Scan the listing below. Report each line that includes "BLACK".

MATERIAL SHOWN:
— start —
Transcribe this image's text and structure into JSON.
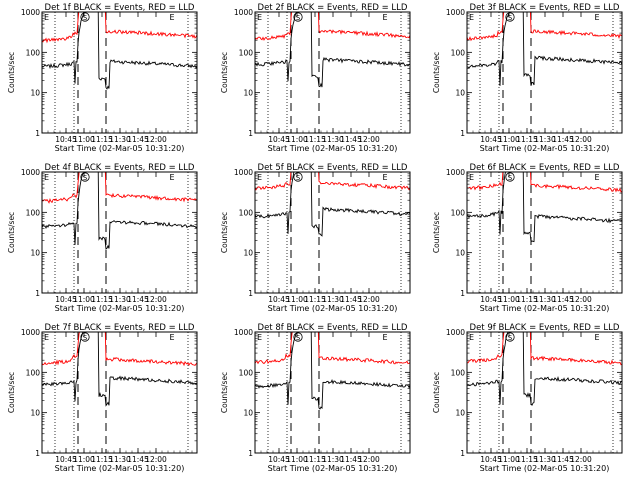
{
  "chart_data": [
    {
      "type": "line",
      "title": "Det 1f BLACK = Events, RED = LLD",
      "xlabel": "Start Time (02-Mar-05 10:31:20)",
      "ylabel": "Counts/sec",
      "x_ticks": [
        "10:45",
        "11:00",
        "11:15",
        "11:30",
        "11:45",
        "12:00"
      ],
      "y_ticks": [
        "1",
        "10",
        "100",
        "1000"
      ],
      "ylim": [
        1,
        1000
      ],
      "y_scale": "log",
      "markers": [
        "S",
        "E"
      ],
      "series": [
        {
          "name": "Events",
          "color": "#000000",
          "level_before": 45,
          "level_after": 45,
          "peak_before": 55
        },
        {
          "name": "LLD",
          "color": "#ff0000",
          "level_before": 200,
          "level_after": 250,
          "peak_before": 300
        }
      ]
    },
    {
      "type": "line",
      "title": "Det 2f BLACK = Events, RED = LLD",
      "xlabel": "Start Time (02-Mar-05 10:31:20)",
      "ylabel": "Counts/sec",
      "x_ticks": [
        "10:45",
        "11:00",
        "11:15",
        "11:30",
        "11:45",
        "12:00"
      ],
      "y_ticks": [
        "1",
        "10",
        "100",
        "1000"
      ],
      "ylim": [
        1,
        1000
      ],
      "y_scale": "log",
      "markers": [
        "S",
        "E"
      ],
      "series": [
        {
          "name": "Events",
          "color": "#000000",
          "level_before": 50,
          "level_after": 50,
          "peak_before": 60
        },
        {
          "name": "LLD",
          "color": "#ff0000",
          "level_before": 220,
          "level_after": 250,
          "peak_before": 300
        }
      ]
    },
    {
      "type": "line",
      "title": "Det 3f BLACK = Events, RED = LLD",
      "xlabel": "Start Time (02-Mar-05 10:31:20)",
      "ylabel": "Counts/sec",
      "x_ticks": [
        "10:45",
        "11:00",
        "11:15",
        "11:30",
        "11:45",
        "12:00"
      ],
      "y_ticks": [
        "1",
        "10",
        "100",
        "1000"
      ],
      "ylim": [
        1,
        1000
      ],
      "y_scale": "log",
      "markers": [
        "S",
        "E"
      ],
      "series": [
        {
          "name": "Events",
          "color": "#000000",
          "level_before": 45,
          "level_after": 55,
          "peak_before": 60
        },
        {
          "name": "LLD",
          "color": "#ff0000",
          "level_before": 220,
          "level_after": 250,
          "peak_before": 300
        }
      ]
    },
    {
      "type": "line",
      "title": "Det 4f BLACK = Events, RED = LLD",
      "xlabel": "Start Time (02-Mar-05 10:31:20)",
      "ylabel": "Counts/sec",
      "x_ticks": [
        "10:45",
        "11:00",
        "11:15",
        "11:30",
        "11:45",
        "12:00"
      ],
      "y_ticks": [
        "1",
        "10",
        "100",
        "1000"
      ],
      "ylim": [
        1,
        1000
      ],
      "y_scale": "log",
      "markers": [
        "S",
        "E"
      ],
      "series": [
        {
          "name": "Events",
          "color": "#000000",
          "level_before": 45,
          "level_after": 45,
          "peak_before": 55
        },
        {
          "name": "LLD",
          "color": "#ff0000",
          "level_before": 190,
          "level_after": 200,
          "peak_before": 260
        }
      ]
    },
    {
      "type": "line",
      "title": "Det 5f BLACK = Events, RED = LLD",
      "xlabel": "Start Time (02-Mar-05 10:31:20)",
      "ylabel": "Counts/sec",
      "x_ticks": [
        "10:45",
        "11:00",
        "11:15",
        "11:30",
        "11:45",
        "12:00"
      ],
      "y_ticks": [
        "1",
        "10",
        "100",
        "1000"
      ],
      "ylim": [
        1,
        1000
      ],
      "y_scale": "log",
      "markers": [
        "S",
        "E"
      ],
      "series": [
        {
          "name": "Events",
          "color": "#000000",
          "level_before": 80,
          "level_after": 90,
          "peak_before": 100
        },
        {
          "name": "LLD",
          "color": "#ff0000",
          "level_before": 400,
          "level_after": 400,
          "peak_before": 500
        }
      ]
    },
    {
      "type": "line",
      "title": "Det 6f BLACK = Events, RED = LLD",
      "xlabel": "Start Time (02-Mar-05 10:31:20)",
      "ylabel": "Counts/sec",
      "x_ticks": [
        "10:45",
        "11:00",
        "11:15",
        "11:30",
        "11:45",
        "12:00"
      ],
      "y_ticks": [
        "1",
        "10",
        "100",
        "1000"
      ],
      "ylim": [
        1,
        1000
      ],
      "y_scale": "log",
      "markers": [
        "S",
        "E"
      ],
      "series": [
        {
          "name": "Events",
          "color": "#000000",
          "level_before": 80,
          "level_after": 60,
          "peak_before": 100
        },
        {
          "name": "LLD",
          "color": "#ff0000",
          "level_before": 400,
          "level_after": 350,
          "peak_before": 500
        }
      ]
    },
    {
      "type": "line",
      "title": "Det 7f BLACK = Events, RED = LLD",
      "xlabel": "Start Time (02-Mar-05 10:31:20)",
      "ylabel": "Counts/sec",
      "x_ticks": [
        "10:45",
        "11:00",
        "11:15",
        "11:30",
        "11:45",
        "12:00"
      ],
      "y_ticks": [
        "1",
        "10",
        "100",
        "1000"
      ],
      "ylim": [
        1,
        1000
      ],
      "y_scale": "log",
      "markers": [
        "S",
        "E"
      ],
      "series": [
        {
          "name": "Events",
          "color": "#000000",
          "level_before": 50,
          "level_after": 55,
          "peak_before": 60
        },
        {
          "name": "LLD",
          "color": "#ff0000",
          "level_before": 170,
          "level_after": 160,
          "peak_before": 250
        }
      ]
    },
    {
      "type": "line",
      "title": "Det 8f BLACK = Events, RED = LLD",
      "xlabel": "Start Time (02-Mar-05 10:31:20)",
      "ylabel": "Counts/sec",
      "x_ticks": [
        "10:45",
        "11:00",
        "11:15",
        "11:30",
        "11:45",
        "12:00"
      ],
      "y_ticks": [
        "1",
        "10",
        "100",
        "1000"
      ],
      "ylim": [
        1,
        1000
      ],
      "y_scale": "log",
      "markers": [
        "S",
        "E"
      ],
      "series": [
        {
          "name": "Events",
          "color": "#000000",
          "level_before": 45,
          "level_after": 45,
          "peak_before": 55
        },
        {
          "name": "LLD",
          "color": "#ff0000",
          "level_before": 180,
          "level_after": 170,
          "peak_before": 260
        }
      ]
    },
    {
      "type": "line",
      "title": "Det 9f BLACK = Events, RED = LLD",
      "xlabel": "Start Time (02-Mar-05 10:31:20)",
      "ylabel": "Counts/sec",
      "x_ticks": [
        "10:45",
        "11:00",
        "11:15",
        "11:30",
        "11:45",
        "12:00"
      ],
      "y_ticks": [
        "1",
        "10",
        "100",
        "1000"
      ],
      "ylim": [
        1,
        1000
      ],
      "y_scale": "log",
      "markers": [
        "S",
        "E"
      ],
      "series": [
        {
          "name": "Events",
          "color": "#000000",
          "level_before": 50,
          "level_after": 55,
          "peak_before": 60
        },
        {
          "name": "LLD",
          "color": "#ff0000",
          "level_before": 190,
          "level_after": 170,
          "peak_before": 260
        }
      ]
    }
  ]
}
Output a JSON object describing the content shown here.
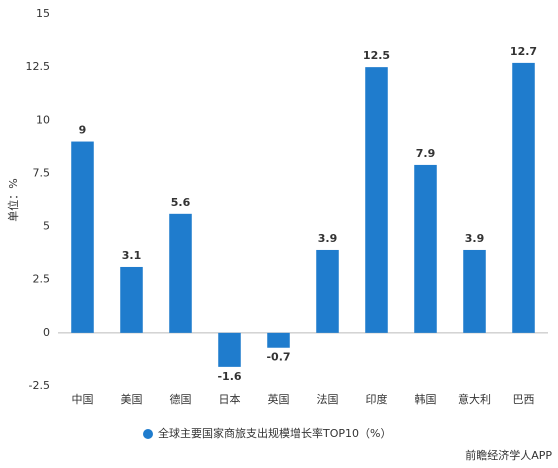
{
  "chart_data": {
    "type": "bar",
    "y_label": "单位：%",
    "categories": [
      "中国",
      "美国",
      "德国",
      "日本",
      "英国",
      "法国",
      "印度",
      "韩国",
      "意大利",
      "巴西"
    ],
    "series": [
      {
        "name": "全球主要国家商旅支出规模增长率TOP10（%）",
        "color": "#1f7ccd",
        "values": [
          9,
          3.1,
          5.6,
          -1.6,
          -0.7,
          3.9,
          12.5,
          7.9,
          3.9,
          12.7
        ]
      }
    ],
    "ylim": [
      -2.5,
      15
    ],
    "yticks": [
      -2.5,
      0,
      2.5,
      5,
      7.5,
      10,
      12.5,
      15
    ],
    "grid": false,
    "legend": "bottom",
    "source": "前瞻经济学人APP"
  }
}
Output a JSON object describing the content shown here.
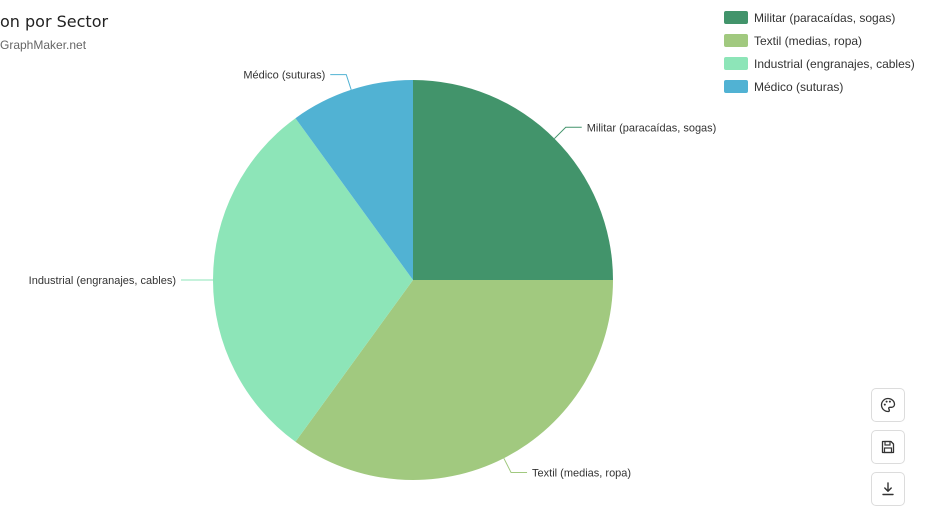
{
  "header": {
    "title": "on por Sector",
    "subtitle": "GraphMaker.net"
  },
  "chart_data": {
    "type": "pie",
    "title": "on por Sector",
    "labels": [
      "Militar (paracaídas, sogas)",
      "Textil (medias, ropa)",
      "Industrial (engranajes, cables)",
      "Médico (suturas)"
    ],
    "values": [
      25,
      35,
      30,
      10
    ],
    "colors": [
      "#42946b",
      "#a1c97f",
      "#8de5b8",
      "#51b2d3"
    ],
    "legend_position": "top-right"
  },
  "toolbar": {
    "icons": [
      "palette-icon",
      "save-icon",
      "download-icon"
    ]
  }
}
— end —
WRITTEN RESPONSE:
      "title": "Det 1f BLACK = Events, RED = LLD",
      "title": "Det 2f BLACK = Events, RED = LLD",
      "title": "Det 3f BLACK = Events, RED = LLD",
      "title": "Det 4f BLACK = Events, RED = LLD",
      "title": "Det 5f BLACK = Events, RED = LLD",
      "title": "Det 6f BLACK = Events, RED = LLD",
      "title": "Det 7f BLACK = Events, RED = LLD",
      "title": "Det 8f BLACK = Events, RED = LLD",
      "title": "Det 9f BLACK = Events, RED = LLD",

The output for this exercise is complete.